[Start EXTRACT PROVIDED]

The error detection and correction circuit 126 may decode data by using an error correction code. The error detection and correction circuit 126 may be realized by various code decoders. For example, a decoder that performs unsystematic code decoding or a decoder that performs systematic code decoding may be used.

For example, the error detection and correction circuit 126 may detect an error bit by the unit of a set sector in each of the read data, when each read data is constituted by a plurality of sectors. A sector may mean a data unit that is smaller than a page, which is the read unit of a flash memory. Sectors constituting each read data may be matched with one another using an address.

The error detection and correction circuit 126 may calculate a bit error rate (BER), and may determine whether an error is correctable or not, by sector units. For example, when a bit error rate is higher than a reference value, the error detection and correction circuit 126 may determine that a corresponding sector is uncorrectable or a fail. On the other hand, when a bit error rate is lower than the reference value, the error detection and correction circuit 126 may determine that a corresponding sector is correctable or a pass.

The error detection and correction circuit 126 may perform an error detection and correction operation sequentially for all read data. In the case where a sector included in read data is correctable, the error detection and correction circuit 126 may omit an error detection and correction operation for a corresponding sector for next read data. If the error detection and correction operation for all read data is ended in this way, then the error detection and correction circuit 126 may detect a sector that is uncorrectable in read data last. There may be one or more sectors that are determined to be uncorrectable. The error detection and correction circuit 126 may transfer information (e.g., address information) regarding a sector that is determined to be uncorrectable to the processor 124.

[End EXTRACT PROVIDED]

PARTS OF THE EXERCISE:
• A. According to the error correction passage, what is a sector?
• B. Turn the paragraph of the error correction passage that begins "The error detection and correction circuit 126 may calculate" into a short bulleted list that keeps its main facts.
• C. Please carry the error correction passage forward from its final sentence.

[Start LISTED ENTRIES]

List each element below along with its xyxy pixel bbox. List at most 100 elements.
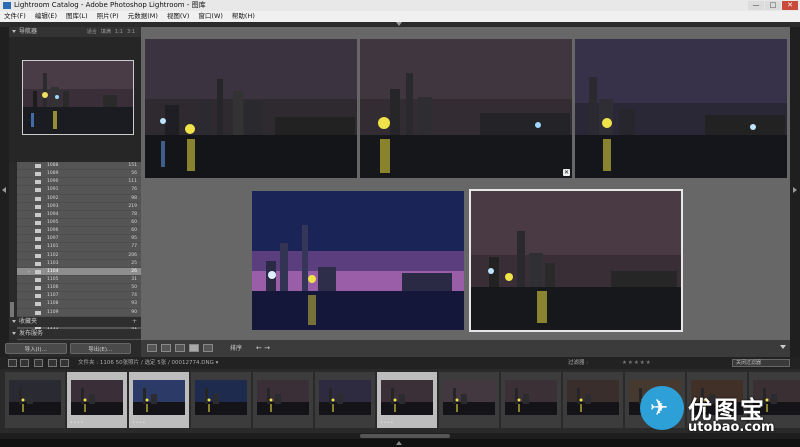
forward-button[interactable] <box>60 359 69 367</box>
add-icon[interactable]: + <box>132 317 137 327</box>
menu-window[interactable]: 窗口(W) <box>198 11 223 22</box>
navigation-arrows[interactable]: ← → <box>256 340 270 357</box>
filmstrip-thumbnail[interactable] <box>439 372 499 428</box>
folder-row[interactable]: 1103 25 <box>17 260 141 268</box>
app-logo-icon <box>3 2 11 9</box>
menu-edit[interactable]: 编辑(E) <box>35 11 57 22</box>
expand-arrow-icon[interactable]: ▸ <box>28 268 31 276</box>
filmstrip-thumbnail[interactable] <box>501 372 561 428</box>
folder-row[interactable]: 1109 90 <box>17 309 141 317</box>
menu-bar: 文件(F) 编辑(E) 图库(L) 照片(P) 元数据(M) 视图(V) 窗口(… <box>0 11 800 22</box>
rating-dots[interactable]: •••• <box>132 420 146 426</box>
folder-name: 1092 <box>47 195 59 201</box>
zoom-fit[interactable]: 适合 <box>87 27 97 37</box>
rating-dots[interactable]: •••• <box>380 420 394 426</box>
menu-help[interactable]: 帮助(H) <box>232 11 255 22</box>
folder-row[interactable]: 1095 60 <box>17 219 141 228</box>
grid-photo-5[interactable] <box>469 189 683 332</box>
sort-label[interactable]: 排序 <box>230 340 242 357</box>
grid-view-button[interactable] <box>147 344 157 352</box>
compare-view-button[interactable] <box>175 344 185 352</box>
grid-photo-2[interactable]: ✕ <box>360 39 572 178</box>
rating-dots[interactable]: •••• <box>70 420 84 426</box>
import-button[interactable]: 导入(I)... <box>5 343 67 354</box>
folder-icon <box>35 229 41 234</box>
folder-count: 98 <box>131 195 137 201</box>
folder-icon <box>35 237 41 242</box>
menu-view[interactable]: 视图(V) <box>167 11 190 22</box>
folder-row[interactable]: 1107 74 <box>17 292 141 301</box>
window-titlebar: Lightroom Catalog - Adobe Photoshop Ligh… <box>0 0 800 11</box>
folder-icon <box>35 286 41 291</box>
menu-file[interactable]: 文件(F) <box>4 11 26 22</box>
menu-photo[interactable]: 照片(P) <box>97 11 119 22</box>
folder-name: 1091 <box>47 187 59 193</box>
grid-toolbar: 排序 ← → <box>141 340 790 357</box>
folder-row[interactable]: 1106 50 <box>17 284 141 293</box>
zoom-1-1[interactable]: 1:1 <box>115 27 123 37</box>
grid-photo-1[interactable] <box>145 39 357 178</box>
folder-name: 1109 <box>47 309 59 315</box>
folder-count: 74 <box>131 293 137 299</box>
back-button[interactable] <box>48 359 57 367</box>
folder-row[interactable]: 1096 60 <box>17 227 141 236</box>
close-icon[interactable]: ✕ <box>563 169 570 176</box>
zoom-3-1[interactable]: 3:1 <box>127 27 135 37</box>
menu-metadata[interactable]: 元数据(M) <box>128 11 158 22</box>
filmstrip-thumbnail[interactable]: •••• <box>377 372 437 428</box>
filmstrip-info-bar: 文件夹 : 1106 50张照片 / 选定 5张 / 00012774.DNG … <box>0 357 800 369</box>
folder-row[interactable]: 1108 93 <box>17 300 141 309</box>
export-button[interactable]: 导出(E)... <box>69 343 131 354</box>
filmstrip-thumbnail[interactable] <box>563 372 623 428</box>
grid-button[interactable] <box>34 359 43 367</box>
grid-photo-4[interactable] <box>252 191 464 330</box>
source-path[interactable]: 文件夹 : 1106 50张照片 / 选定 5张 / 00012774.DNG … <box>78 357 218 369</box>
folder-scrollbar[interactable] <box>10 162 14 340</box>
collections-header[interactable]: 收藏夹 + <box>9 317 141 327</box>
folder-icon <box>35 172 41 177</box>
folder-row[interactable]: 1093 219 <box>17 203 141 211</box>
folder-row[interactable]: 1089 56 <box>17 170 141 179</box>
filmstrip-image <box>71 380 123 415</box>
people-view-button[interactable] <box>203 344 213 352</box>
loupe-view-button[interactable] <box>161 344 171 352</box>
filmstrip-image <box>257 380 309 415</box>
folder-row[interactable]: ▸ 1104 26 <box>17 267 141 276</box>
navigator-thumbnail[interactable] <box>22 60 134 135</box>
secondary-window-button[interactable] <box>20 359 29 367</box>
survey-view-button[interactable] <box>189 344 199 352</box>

[End LISTED ENTRIES]

THE ANSWERS:
• A. A sector is a data unit smaller than a page, which is the read unit of a flash memory.

• B.
- The circuit calculates a bit error rate (BER) and decides, sector by sector, whether an error is correctable.
- If the BER is higher than a reference value, the sector is judged uncorrectable, or a fail.
- If the BER is lower than the reference value, the sector is judged correctable, or a pass.

• C.
A bus 127 may be configured to provide channels among the components 121, 122, 124, 125 and 126 of the controller 120. The bus 127 may include, for example, a control bus for transferring various control signals, commands and the like, a data bus for transferring various data, and so forth.

Some components among the above-described components 121, 122, 124, 125 and 126 of the controller 120 may be omitted, or some components among the above-described components 121, 122, 124, 125 and 126 of the controller 120 may be integrated into one component. In addition to the above-described components 121, 122, 124, 125 and 126 of the controller 120, one or more other components may be added.

Hereinbelow, the memory 110 will be described in further detail with reference to FIG. 2.

FIG. 2 is a block diagram schematically illustrating a memory of FIG. 1.

Referring to FIG. 2, a memory 110 according to an embodiment of the disclosure may include a memory cell array 210, an address decoder 220, a read and write circuit 230, a control logic 240, and a voltage generation circuit 250.

The memory cell array 210 may include a plurality of memory blocks BLK1 to BLKz (where z is a natural number of 2 or greater).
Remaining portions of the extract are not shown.